— start of SOURCE DATA —

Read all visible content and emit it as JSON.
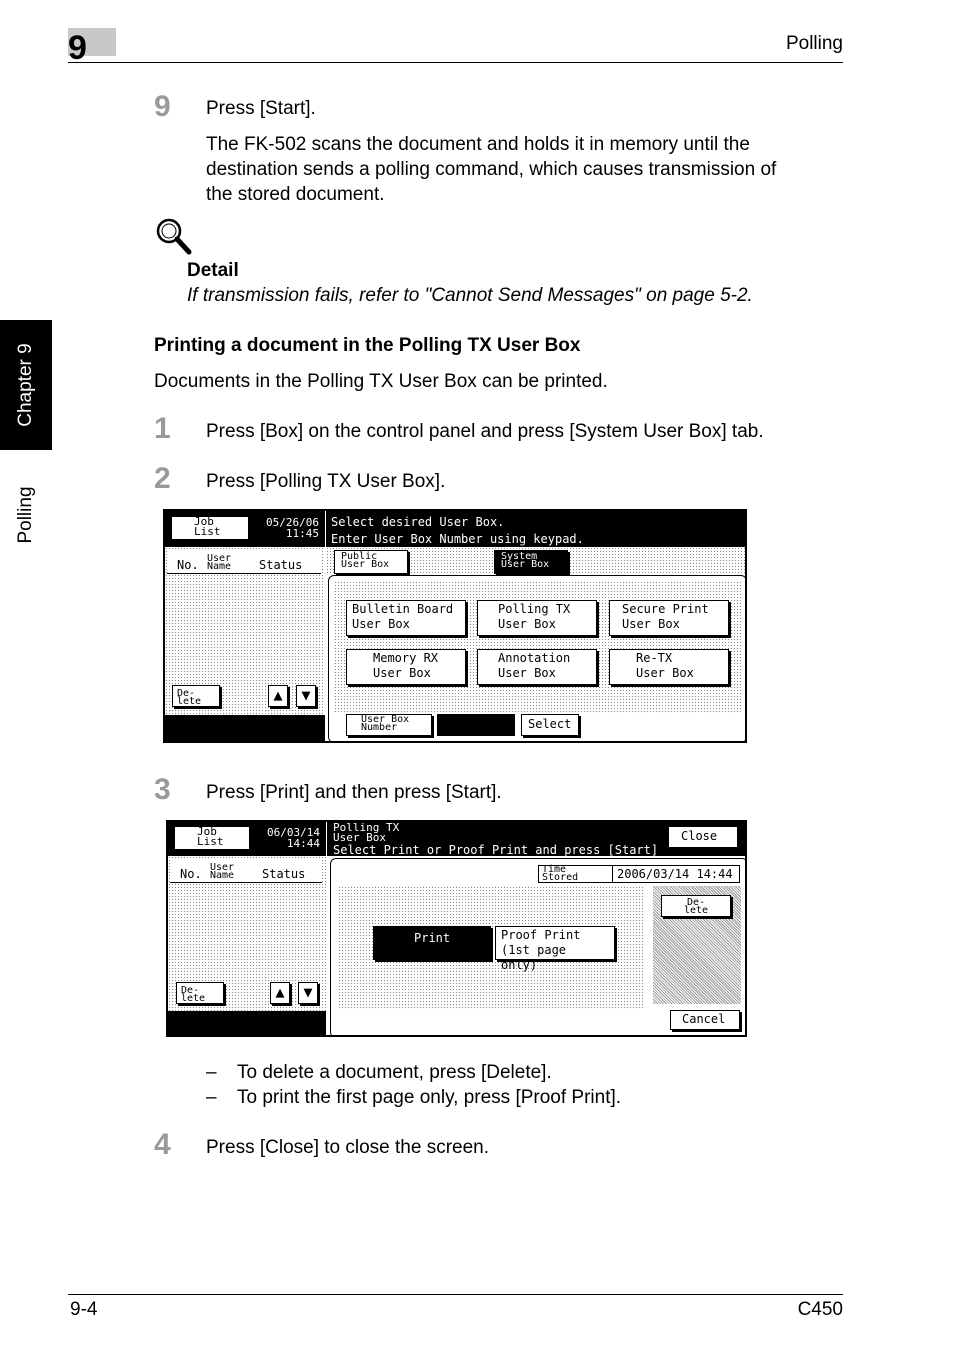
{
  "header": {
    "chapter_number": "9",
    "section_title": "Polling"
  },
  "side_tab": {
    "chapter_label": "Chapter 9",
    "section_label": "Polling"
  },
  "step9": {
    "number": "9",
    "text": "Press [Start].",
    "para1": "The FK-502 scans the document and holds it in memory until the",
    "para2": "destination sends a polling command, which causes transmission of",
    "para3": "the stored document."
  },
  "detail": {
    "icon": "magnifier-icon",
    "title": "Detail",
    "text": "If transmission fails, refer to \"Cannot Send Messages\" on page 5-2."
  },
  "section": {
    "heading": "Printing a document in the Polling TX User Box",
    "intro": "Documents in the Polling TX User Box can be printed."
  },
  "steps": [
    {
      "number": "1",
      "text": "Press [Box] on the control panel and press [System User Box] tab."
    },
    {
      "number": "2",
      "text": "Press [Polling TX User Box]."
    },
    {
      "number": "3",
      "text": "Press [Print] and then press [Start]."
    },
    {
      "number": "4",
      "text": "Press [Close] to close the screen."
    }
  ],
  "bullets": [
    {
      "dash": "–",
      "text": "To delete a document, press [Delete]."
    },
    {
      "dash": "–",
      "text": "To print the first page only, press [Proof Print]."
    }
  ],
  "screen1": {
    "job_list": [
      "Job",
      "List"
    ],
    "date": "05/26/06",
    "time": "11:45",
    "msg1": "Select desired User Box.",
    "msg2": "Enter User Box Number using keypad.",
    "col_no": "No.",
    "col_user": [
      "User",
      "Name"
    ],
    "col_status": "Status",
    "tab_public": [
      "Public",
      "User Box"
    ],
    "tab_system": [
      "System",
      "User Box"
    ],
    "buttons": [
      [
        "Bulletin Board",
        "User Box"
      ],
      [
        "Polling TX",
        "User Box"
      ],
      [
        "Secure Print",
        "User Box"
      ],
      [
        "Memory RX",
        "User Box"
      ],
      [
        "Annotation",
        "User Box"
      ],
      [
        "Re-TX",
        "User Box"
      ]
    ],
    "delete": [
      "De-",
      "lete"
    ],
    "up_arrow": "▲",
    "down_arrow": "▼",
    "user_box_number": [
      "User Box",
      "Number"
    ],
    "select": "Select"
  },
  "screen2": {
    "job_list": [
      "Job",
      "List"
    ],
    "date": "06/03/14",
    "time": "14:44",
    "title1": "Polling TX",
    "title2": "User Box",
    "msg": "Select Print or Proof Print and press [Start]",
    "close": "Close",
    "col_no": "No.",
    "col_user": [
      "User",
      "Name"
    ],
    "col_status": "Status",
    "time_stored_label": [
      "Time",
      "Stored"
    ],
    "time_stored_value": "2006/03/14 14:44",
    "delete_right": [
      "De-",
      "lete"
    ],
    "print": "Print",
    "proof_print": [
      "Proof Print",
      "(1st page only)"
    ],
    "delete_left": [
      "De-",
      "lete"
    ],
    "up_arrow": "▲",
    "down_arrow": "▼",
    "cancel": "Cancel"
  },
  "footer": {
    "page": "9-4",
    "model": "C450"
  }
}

— end of SOURCE DATA —

- GIVEN REQUEST
Repeat the records above exactly, leaving out any pictures they contain.

- WRITTEN ANSWER
Read all visible content and emit it as JSON.
{
  "header": {
    "chapter_number": "9",
    "section_title": "Polling"
  },
  "side_tab": {
    "chapter_label": "Chapter 9",
    "section_label": "Polling"
  },
  "step9": {
    "number": "9",
    "text": "Press [Start].",
    "para1": "The FK-502 scans the document and holds it in memory until the",
    "para2": "destination sends a polling command, which causes transmission of",
    "para3": "the stored document."
  },
  "detail": {
    "icon": "magnifier-icon",
    "title": "Detail",
    "text": "If transmission fails, refer to \"Cannot Send Messages\" on page 5-2."
  },
  "section": {
    "heading": "Printing a document in the Polling TX User Box",
    "intro": "Documents in the Polling TX User Box can be printed."
  },
  "steps": [
    {
      "number": "1",
      "text": "Press [Box] on the control panel and press [System User Box] tab."
    },
    {
      "number": "2",
      "text": "Press [Polling TX User Box]."
    },
    {
      "number": "3",
      "text": "Press [Print] and then press [Start]."
    },
    {
      "number": "4",
      "text": "Press [Close] to close the screen."
    }
  ],
  "bullets": [
    {
      "dash": "–",
      "text": "To delete a document, press [Delete]."
    },
    {
      "dash": "–",
      "text": "To print the first page only, press [Proof Print]."
    }
  ],
  "screen1": {
    "job_list": [
      "Job",
      "List"
    ],
    "date": "05/26/06",
    "time": "11:45",
    "msg1": "Select desired User Box.",
    "msg2": "Enter User Box Number using keypad.",
    "col_no": "No.",
    "col_user": [
      "User",
      "Name"
    ],
    "col_status": "Status",
    "tab_public": [
      "Public",
      "User Box"
    ],
    "tab_system": [
      "System",
      "User Box"
    ],
    "buttons": [
      [
        "Bulletin Board",
        "User Box"
      ],
      [
        "Polling TX",
        "User Box"
      ],
      [
        "Secure Print",
        "User Box"
      ],
      [
        "Memory RX",
        "User Box"
      ],
      [
        "Annotation",
        "User Box"
      ],
      [
        "Re-TX",
        "User Box"
      ]
    ],
    "delete": [
      "De-",
      "lete"
    ],
    "up_arrow": "▲",
    "down_arrow": "▼",
    "user_box_number": [
      "User Box",
      "Number"
    ],
    "select": "Select"
  },
  "screen2": {
    "job_list": [
      "Job",
      "List"
    ],
    "date": "06/03/14",
    "time": "14:44",
    "title1": "Polling TX",
    "title2": "User Box",
    "msg": "Select Print or Proof Print and press [Start]",
    "close": "Close",
    "col_no": "No.",
    "col_user": [
      "User",
      "Name"
    ],
    "col_status": "Status",
    "time_stored_label": [
      "Time",
      "Stored"
    ],
    "time_stored_value": "2006/03/14 14:44",
    "delete_right": [
      "De-",
      "lete"
    ],
    "print": "Print",
    "proof_print": [
      "Proof Print",
      "(1st page only)"
    ],
    "delete_left": [
      "De-",
      "lete"
    ],
    "up_arrow": "▲",
    "down_arrow": "▼",
    "cancel": "Cancel"
  },
  "footer": {
    "page": "9-4",
    "model": "C450"
  }
}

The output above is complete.